(Figure content listings)
-------------------------

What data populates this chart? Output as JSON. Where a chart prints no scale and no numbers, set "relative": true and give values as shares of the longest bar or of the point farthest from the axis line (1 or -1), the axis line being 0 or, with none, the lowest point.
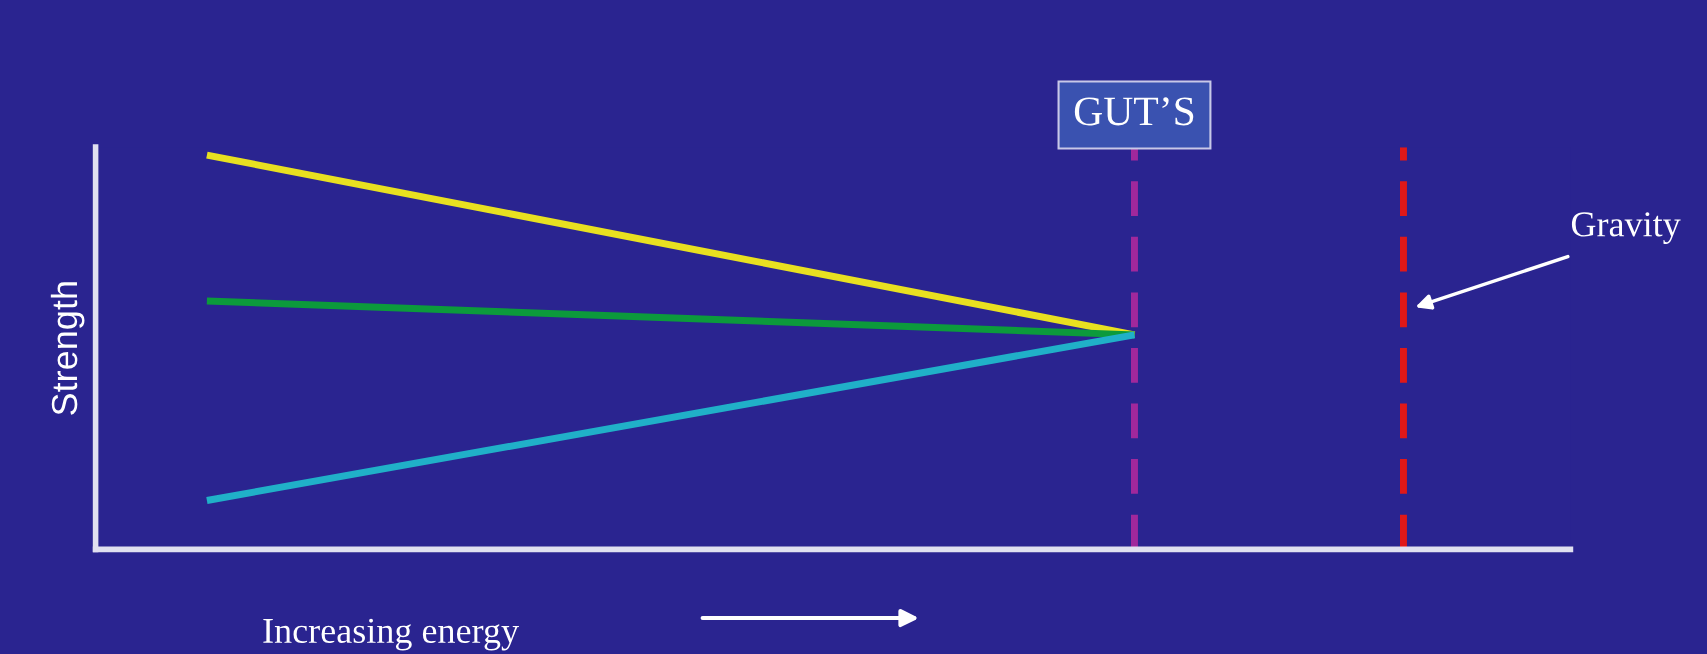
{
  "chart_data": {
    "type": "line",
    "relative": true,
    "categories": [
      null,
      null
    ],
    "ylabel": "Strength",
    "xlabel": "Increasing energy",
    "series": [
      {
        "color": "#e8e020",
        "values": [
          1,
          0.544
        ]
      },
      {
        "color": "#0c9a3c",
        "values": [
          0.63,
          0.544
        ]
      },
      {
        "color": "#20b0c8",
        "values": [
          0.124,
          0.544
        ]
      }
    ],
    "annotations": [
      "GUT’S",
      "Gravity"
    ],
    "legend": false,
    "marker": "none",
    "line_style": "solid"
  }
}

-------------------------

#### [Problem description]
Exclude every picture and copy the remaining data exactly.

#### [Result of this task]
What data populates this chart? Output as JSON. Where a chart prints no scale and no numbers, set "relative": true and give values as shares of the longest bar or of the point farthest from the axis line (1 or -1), the axis line being 0 or, with none, the lowest point.
{
  "chart_data": {
    "type": "line",
    "relative": true,
    "categories": [
      null,
      null
    ],
    "ylabel": "Strength",
    "xlabel": "Increasing energy",
    "series": [
      {
        "color": "#e8e020",
        "values": [
          1,
          0.544
        ]
      },
      {
        "color": "#0c9a3c",
        "values": [
          0.63,
          0.544
        ]
      },
      {
        "color": "#20b0c8",
        "values": [
          0.124,
          0.544
        ]
      }
    ],
    "annotations": [
      "GUT’S",
      "Gravity"
    ],
    "legend": false,
    "marker": "none",
    "line_style": "solid"
  }
}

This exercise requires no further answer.